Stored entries
--

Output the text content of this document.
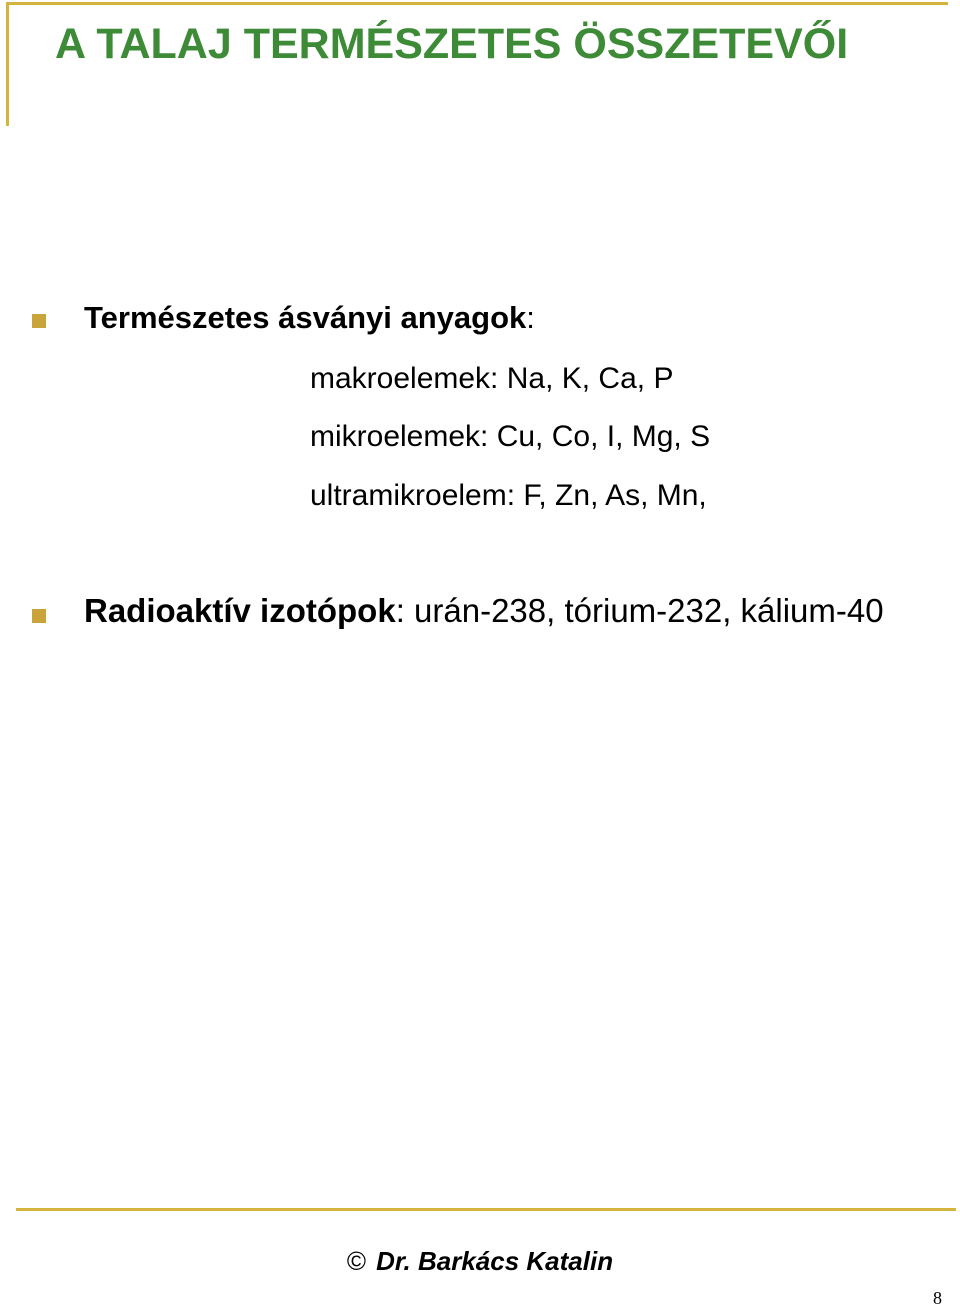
A TALAJ TERMÉSZETES ÖSSZETEVŐI

Természetes ásványi anyagok:

makroelemek: Na, K, Ca, P

mikroelemek: Cu, Co, I, Mg, S

ultramikroelem: F, Zn, As, Mn,

Radioaktív izotópok: urán-238, tórium-232, kálium-40

© Dr. Barkács Katalin

8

--

What the task requires
Quote every line of the records above exactly; no picture is to be copied.

Output
Output the text content of this document.
A TALAJ TERMÉSZETES ÖSSZETEVŐI

Természetes ásványi anyagok:

makroelemek: Na, K, Ca, P

mikroelemek: Cu, Co, I, Mg, S

ultramikroelem: F, Zn, As, Mn,

Radioaktív izotópok: urán-238, tórium-232, kálium-40

© Dr. Barkács Katalin

8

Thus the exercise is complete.